### EXERCISE DESCRIPTION
Lines that include the word "this" should be copied from the listing that follows.

### EXERCISE INPUT

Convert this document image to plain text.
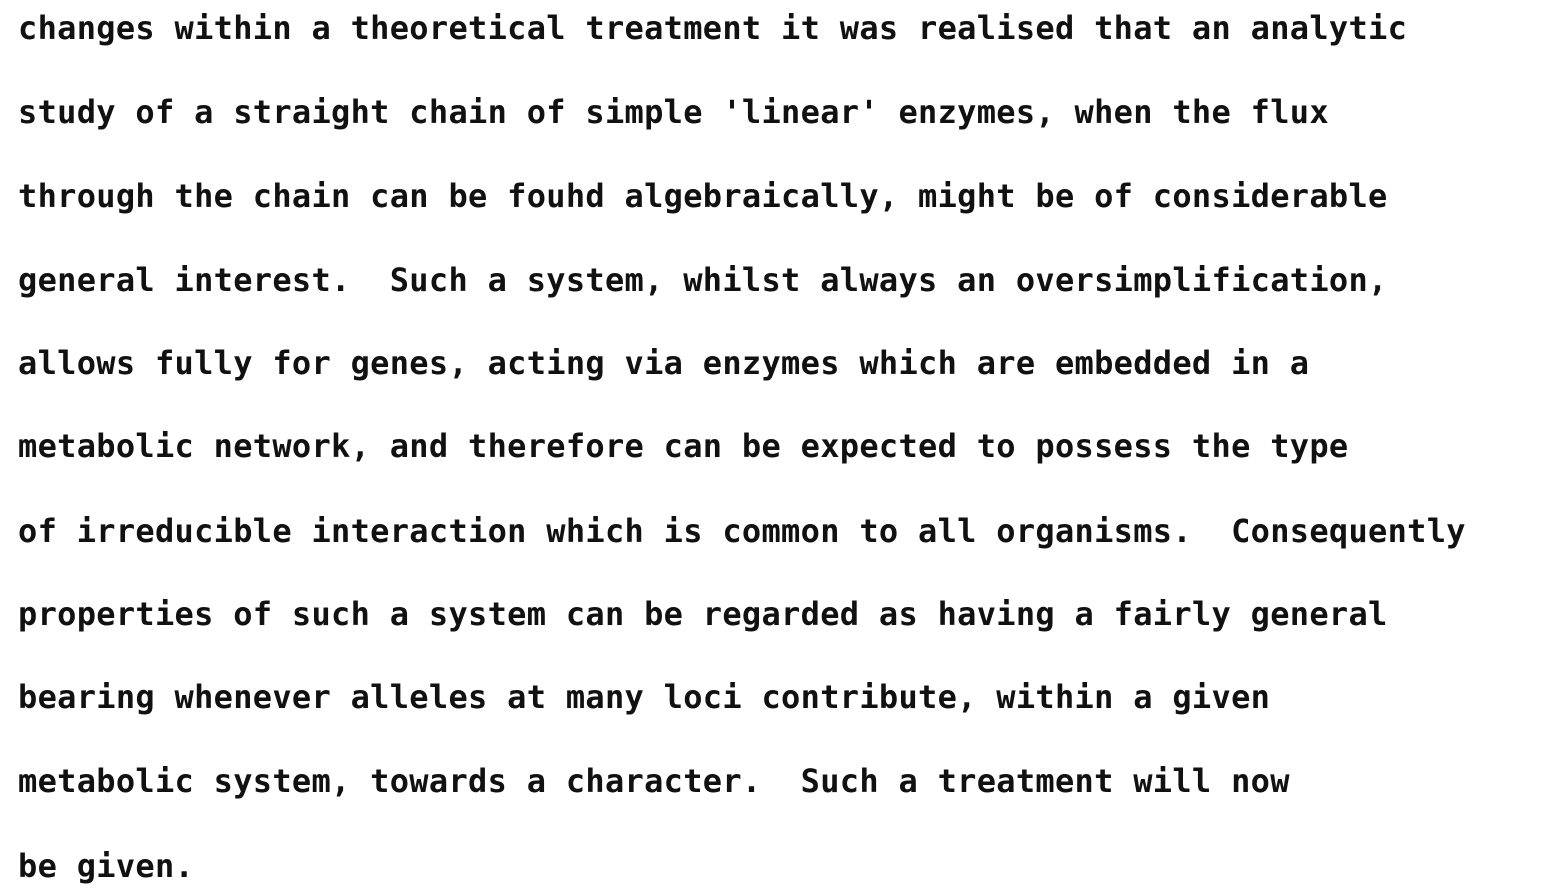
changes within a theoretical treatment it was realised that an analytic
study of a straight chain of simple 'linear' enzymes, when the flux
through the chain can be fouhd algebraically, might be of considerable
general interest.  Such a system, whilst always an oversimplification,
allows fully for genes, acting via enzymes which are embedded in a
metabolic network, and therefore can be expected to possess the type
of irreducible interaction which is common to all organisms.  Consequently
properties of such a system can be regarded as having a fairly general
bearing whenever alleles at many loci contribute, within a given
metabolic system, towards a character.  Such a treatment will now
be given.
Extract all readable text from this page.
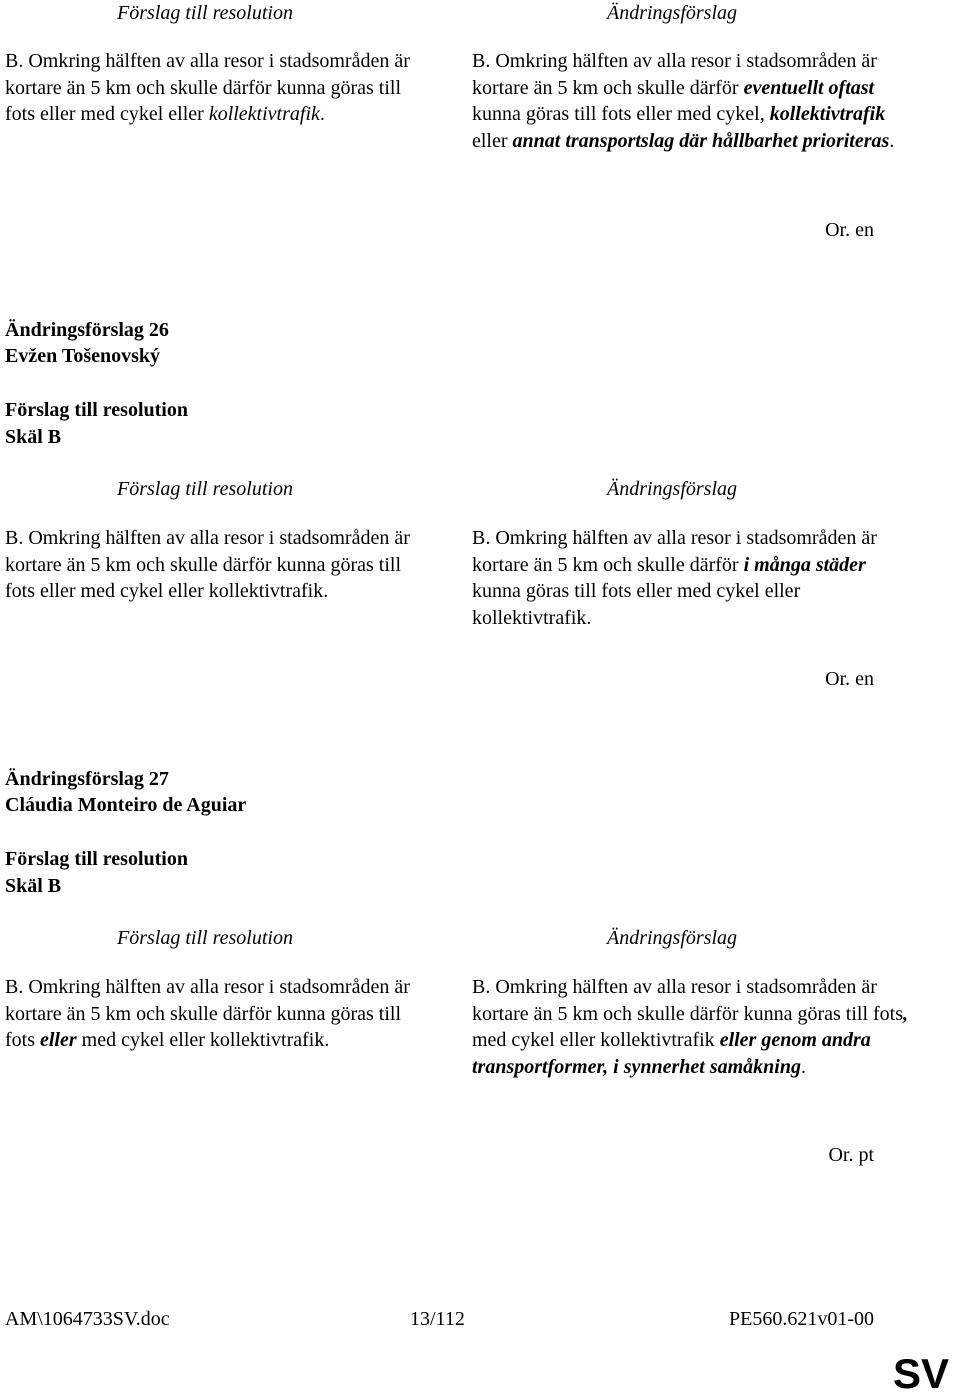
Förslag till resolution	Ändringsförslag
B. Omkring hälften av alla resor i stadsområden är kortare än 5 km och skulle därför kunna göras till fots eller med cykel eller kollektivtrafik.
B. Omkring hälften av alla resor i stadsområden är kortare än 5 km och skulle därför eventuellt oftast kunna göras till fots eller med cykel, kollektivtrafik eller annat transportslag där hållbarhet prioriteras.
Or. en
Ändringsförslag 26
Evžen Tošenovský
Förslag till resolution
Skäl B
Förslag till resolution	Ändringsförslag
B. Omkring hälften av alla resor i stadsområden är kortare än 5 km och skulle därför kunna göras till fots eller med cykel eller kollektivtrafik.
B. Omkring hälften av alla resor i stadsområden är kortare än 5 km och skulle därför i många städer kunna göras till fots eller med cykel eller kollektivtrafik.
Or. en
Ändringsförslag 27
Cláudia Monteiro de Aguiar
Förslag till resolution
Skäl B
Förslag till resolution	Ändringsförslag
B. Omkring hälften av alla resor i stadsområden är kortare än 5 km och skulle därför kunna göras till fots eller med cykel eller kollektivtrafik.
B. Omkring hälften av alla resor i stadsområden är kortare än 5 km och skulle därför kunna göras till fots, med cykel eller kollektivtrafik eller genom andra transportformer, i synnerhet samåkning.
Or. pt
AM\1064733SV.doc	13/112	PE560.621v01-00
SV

### SOLUTION TO THE PROBLEM
Convert this document image to plain text.
Extract all readable text from this page.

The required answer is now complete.